PROMPT | Find the lines holding the word "dimensions" and collect them.

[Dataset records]
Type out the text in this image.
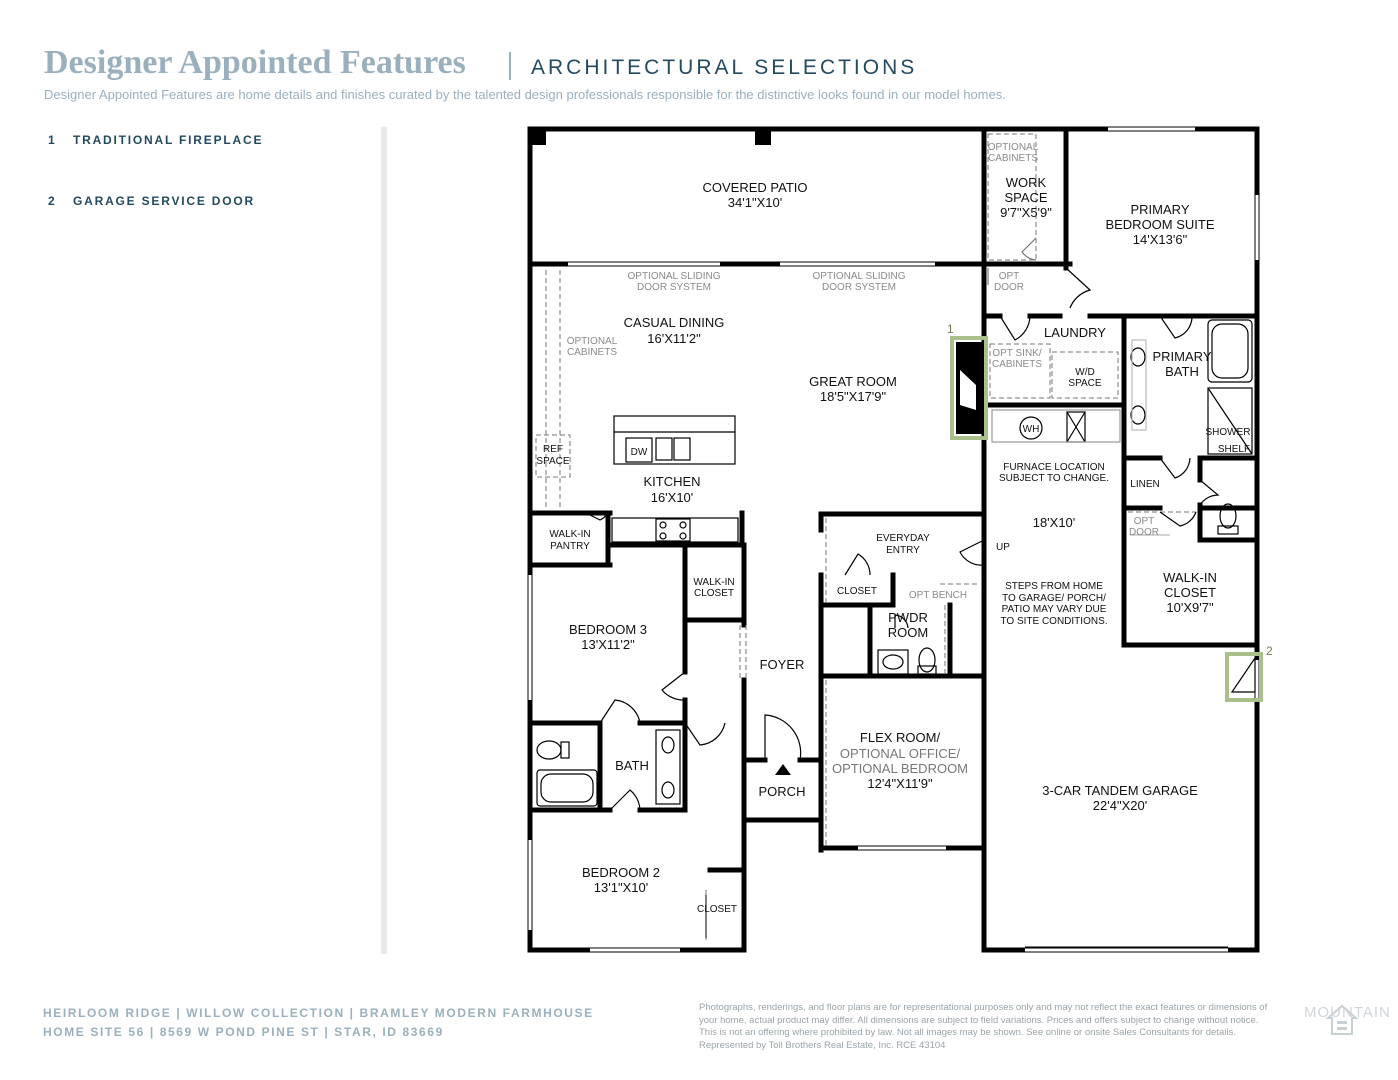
Designer Appointed Features	ARCHITECTURAL SELECTIONS
Designer Appointed Features are home details and finishes curated by the talented design professionals responsible for the distinctive looks found in our model homes.
1 TRADITIONAL FIREPLACE
2 GARAGE SERVICE DOOR
COVERED PATIO
34'1"X10'
WORK
SPACE
9'7"X5'9"	PRIMARY
BEDROOM SUITE
14'X13'6"
CASUAL DINING
16'X11'2"
GREAT ROOM
18'5"X17'9"
LAUNDRY
PRIMARY
BATH
KITCHEN
16'X10'
18'X10'
WALK-IN
CLOSET
10'X9'7"
BEDROOM 3
13'X11'2"
PWDR
ROOM
FOYER
FLEX ROOM/
OPTIONAL OFFICE/
OPTIONAL BEDROOM
12'4"X11'9"
BATH
PORCH	3-CAR TANDEM GARAGE
22'4"X20'
BEDROOM 2
13'1"X10'
FURNACE LOCATION
SUBJECT TO CHANGE.
STEPS FROM HOME
TO GARAGE/ PORCH/
PATIO MAY VARY DUE
TO SITE CONDITIONS.
WALK-IN
PANTRY
EVERYDAY
ENTRY
WALK-IN
CLOSET	CLOSET
CLOSET
LINEN
SHOWER
SHELF
WH
W/D
SPACE
REF
SPACE
DW
UP
OPTIONAL
CABINETS
OPTIONAL SLIDING
DOOR SYSTEM
OPTIONAL SLIDING
DOOR SYSTEM
OPT
DOOR
OPTIONAL
CABINETS	OPT SINK/
CABINETS
OPT
DOOR
OPT BENCH
1
2
HEIRLOOM RIDGE | WILLOW COLLECTION | BRAMLEY MODERN FARMHOUSE
HOME SITE 56 | 8569 W POND PINE ST | STAR, ID 83669
Photographs, renderings, and floor plans are for representational purposes only and may not reflect the exact features or dimensions of
your home, actual product may differ. All dimensions are subject to field variations. Prices and offers subject to change without notice.
This is not an offering where prohibited by law. Not all images may be shown. See online or onsite Sales Consultants for details.
Represented by Toll Brothers Real Estate, Inc. RCE 43104
MOUNTAIN
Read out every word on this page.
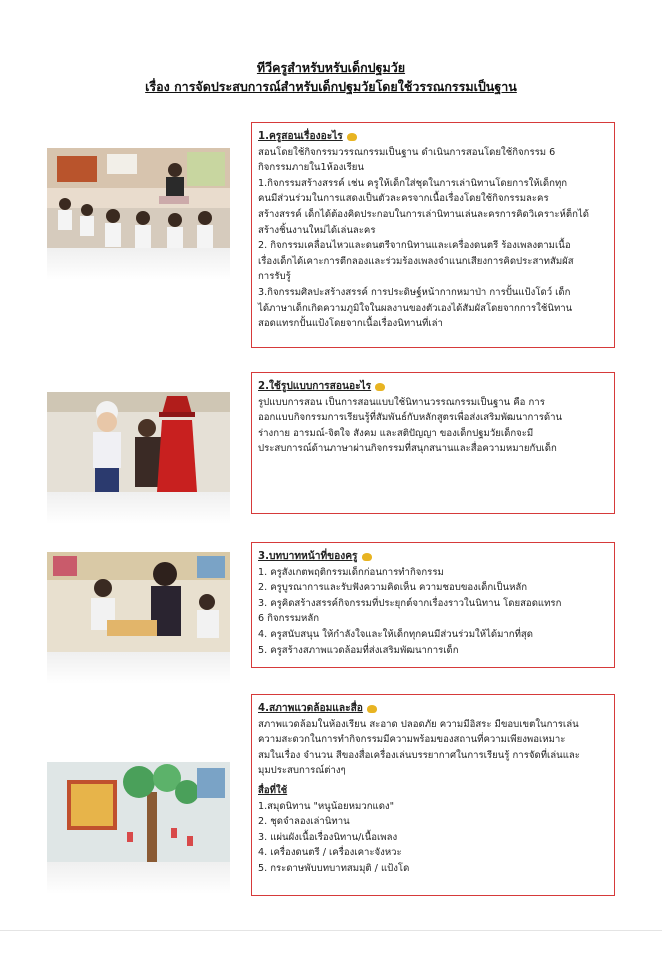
ทีวีครูสำหรับหรับเด็กปฐมวัย
เรื่อง การจัดประสบการณ์สำหรับเด็กปฐมวัยโดยใช้วรรณกรรมเป็นฐาน
1.ครูสอนเรื่องอะไร
สอนโดยใช้กิจกรรมวรรณกรรมเป็นฐาน ดำเนินการสอนโดยใช้กิจกรรม 6
กิจกรรมภายใน1ห้องเรียน
1.กิจกรรมสร้างสรรค์ เช่น ครูให้เด็กใส่ชุดในการเล่านิทานโดยการให้เด็กทุก
คนมีส่วนร่วมในการแสดงเป็นตัวละครจากเนื้อเรื่องโดยใช้กิจกรรมละคร
สร้างสรรค์ เด็กได้ต้องคิดประกอบในการเล่านิทานเล่นละครการคิดวิเคราะห์ต็กได้
สร้างชิ้นงานใหม่ได้เล่นละคร
2. กิจกรรมเคลื่อนไหวและดนตรีจากนิทานและเครื่องดนตรี ร้องเพลงตามเนื้อ
เรื่องเด็กได้เคาะการตีกลองและร่วมร้องเพลงจำแนกเสียงการคิดประสาทสัมผัส
การรับรู้
3.กิจกรรมศิลปะสร้างสรรค์ การประดิษฐ์หน้ากากหมาป่า การปั้นแป้งโดว์ เด็ก
ได้ภาษาเด็กเกิดความภูมิใจในผลงานของตัวเองได้สัมผัสโดยจากการใช้นิทาน
สอดแทรกปั้นแป้งโดยจากเนื้อเรื่องนิทานที่เล่า
2.ใช้รูปแบบการสอนอะไร
รูปแบบการสอน เป็นการสอนแบบใช้นิทานวรรณกรรมเป็นฐาน คือ การ
ออกแบบกิจกรรมการเรียนรู้ที่สัมพันธ์กับหลักสูตรเพื่อส่งเสริมพัฒนาการด้าน
ร่างกาย อารมณ์-จิตใจ สังคม และสติปัญญา ของเด็กปฐมวัยเด็กจะมี
ประสบการณ์ด้านภาษาผ่านกิจกรรมที่สนุกสนานและสื่อความหมายกับเด็ก
3.บทบาทหน้าที่ของครู
1. ครูสังเกตพฤติกรรมเด็กก่อนการทำกิจกรรม
2. ครูบูรณาการและรับฟังความคิดเห็น ความชอบของเด็กเป็นหลัก
3. ครูคิดสร้างสรรค์กิจกรรมที่ประยุกต์จากเรื่องราวในนิทาน โดยสอดแทรก
6 กิจกรรมหลัก
4. ครูสนับสนุน ให้กำลังใจและให้เด็กทุกคนมีส่วนร่วมให้ได้มากที่สุด
5. ครูสร้างสภาพแวดล้อมที่ส่งเสริมพัฒนาการเด็ก
4.สภาพแวดล้อมและสื่อ
สภาพแวดล้อมในห้องเรียน สะอาด ปลอดภัย ความมีอิสระ มีขอบเขตในการเล่น
ความสะดวกในการทำกิจกรรมมีความพร้อมของสถานที่ความเพียงพอเหมาะ
สมในเรื่อง จำนวน สีของสื่อเครื่องเล่นบรรยากาศในการเรียนรู้ การจัดที่เล่นและ
มุมประสบการณ์ต่างๆ
สื่อที่ใช้
1.สมุดนิทาน "หนูน้อยหมวกแดง"
2. ชุดจำลองเล่านิทาน
3. แผ่นผังเนื้อเรื่องนิทาน/เนื้อเพลง
4. เครื่องดนตรี / เครื่องเคาะจังหวะ
5. กระดาษพับบทบาทสมมุติ / แป้งโด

TASK OUTPUT |
Photographs, renderings, and floor plans are for representational purposes only and may not reflect the exact features or dimensions of
your home, actual product may differ. All dimensions are subject to field variations. Prices and offers subject to change without notice.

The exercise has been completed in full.